GIVEN TASK |
Return all lines where the word "плотности" can be found.

Saved entries |
_ _ _ _ _ _ _

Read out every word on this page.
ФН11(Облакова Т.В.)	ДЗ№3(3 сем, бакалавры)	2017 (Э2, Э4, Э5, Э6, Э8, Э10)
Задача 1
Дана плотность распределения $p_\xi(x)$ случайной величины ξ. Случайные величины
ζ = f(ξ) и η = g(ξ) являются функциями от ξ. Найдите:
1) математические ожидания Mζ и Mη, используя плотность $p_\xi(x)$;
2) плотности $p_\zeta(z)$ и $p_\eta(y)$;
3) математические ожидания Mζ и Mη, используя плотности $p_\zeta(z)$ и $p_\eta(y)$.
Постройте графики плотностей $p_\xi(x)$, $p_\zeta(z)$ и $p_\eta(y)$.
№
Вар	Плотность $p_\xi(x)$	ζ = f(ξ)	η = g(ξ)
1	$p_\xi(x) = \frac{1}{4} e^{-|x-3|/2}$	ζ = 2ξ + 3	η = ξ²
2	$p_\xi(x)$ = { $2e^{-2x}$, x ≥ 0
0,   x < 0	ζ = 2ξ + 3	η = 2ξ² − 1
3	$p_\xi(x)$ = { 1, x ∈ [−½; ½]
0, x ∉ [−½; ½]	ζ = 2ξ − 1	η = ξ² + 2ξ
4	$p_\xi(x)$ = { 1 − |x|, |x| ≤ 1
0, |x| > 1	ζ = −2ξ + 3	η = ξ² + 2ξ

_ _ _ _ _ _ _

ANSWER BELOW |
2) плотности $p_\zeta(z)$ и $p_\eta(y)$;
3) математические ожидания Mζ и Mη, используя плотности $p_\zeta(z)$ и $p_\eta(y)$.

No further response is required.